**DIRECTIONS:**
Leave the pictures out. Return all other data exactly.

(Stored records)
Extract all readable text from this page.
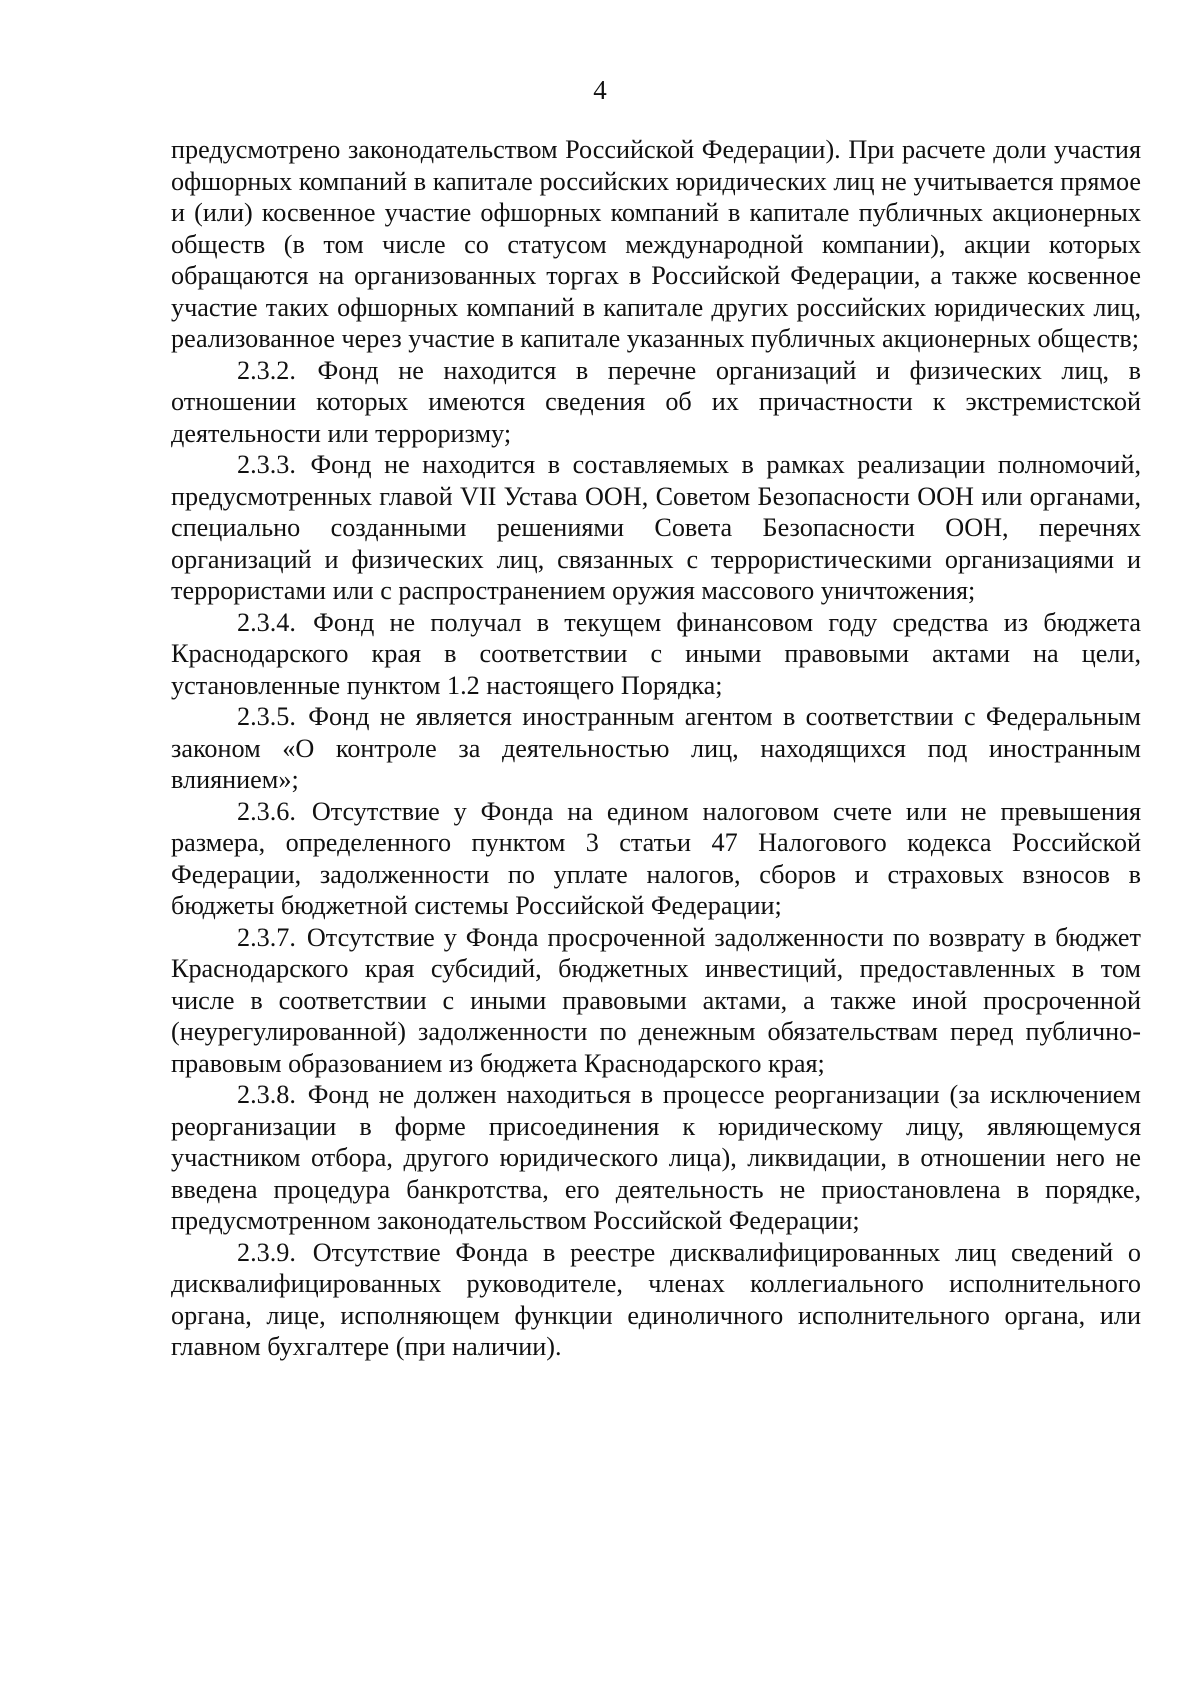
4

предусмотрено законодательством Российской Федерации). При расчете доли участия офшорных компаний в капитале российских юридических лиц не учитывается прямое и (или) косвенное участие офшорных компаний в капитале публичных акционерных обществ (в том числе со статусом международной компании), акции которых обращаются на организованных торгах в Российской Федерации, а также косвенное участие таких офшорных компаний в капитале других российских юридических лиц, реализованное через участие в капитале указанных публичных акционерных обществ;

2.3.2. Фонд не находится в перечне организаций и физических лиц, в отношении которых имеются сведения об их причастности к экстремистской деятельности или терроризму;

2.3.3. Фонд не находится в составляемых в рамках реализации полномочий, предусмотренных главой VII Устава ООН, Советом Безопасности ООН или органами, специально созданными решениями Совета Безопасности ООН, перечнях организаций и физических лиц, связанных с террористическими организациями и террористами или с распространением оружия массового уничтожения;

2.3.4. Фонд не получал в текущем финансовом году средства из бюджета Краснодарского края в соответствии с иными правовыми актами на цели, установленные пунктом 1.2 настоящего Порядка;

2.3.5. Фонд не является иностранным агентом в соответствии с Федеральным законом «О контроле за деятельностью лиц, находящихся под иностранным влиянием»;

2.3.6. Отсутствие у Фонда на едином налоговом счете или не превышения размера, определенного пунктом 3 статьи 47 Налогового кодекса Российской Федерации, задолженности по уплате налогов, сборов и страховых взносов в бюджеты бюджетной системы Российской Федерации;

2.3.7. Отсутствие у Фонда просроченной задолженности по возврату в бюджет Краснодарского края субсидий, бюджетных инвестиций, предоставленных в том числе в соответствии с иными правовыми актами, а также иной просроченной (неурегулированной) задолженности по денежным обязательствам перед публично-правовым образованием из бюджета Краснодарского края;

2.3.8. Фонд не должен находиться в процессе реорганизации (за исключением реорганизации в форме присоединения к юридическому лицу, являющемуся участником отбора, другого юридического лица), ликвидации, в отношении него не введена процедура банкротства, его деятельность не приостановлена в порядке, предусмотренном законодательством Российской Федерации;

2.3.9. Отсутствие Фонда в реестре дисквалифицированных лиц сведений о дисквалифицированных руководителе, членах коллегиального исполнительного органа, лице, исполняющем функции единоличного исполнительного органа, или главном бухгалтере (при наличии).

**CORRECT OUTPUT:**
Extract all readable text from this page.
4

предусмотрено законодательством Российской Федерации). При расчете доли участия офшорных компаний в капитале российских юридических лиц не учитывается прямое и (или) косвенное участие офшорных компаний в капитале публичных акционерных обществ (в том числе со статусом международной компании), акции которых обращаются на организованных торгах в Российской Федерации, а также косвенное участие таких офшорных компаний в капитале других российских юридических лиц, реализованное через участие в капитале указанных публичных акционерных обществ;

2.3.2. Фонд не находится в перечне организаций и физических лиц, в отношении которых имеются сведения об их причастности к экстремистской деятельности или терроризму;

2.3.3. Фонд не находится в составляемых в рамках реализации полномочий, предусмотренных главой VII Устава ООН, Советом Безопасности ООН или органами, специально созданными решениями Совета Безопасности ООН, перечнях организаций и физических лиц, связанных с террористическими организациями и террористами или с распространением оружия массового уничтожения;

2.3.4. Фонд не получал в текущем финансовом году средства из бюджета Краснодарского края в соответствии с иными правовыми актами на цели, установленные пунктом 1.2 настоящего Порядка;

2.3.5. Фонд не является иностранным агентом в соответствии с Федеральным законом «О контроле за деятельностью лиц, находящихся под иностранным влиянием»;

2.3.6. Отсутствие у Фонда на едином налоговом счете или не превышения размера, определенного пунктом 3 статьи 47 Налогового кодекса Российской Федерации, задолженности по уплате налогов, сборов и страховых взносов в бюджеты бюджетной системы Российской Федерации;

2.3.7. Отсутствие у Фонда просроченной задолженности по возврату в бюджет Краснодарского края субсидий, бюджетных инвестиций, предоставленных в том числе в соответствии с иными правовыми актами, а также иной просроченной (неурегулированной) задолженности по денежным обязательствам перед публично-правовым образованием из бюджета Краснодарского края;

2.3.8. Фонд не должен находиться в процессе реорганизации (за исключением реорганизации в форме присоединения к юридическому лицу, являющемуся участником отбора, другого юридического лица), ликвидации, в отношении него не введена процедура банкротства, его деятельность не приостановлена в порядке, предусмотренном законодательством Российской Федерации;

2.3.9. Отсутствие Фонда в реестре дисквалифицированных лиц сведений о дисквалифицированных руководителе, членах коллегиального исполнительного органа, лице, исполняющем функции единоличного исполнительного органа, или главном бухгалтере (при наличии).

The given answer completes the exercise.